* MATERIALS PROVIDED

++++

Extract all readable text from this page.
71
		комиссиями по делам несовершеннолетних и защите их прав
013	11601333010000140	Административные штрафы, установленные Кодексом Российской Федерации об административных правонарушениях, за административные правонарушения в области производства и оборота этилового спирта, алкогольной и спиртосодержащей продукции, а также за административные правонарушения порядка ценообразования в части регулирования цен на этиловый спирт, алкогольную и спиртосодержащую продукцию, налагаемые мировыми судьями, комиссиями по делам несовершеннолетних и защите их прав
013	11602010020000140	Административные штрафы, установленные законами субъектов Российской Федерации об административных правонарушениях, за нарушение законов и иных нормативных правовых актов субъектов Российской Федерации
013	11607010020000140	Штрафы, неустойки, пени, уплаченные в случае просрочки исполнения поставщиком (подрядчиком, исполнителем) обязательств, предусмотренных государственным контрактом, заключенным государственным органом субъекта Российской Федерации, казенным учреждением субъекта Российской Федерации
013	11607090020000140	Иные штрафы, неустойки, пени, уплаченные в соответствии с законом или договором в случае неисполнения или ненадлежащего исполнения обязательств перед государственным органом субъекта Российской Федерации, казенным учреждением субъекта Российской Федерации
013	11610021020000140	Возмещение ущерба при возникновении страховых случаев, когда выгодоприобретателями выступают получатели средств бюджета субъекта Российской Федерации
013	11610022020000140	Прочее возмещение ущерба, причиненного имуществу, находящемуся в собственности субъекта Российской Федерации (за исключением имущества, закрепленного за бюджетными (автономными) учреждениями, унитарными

++++

* TASK GOAL
Tell how many lines in the material contain the word "казенным". Only the number is wanted.

* FINAL RESULT
2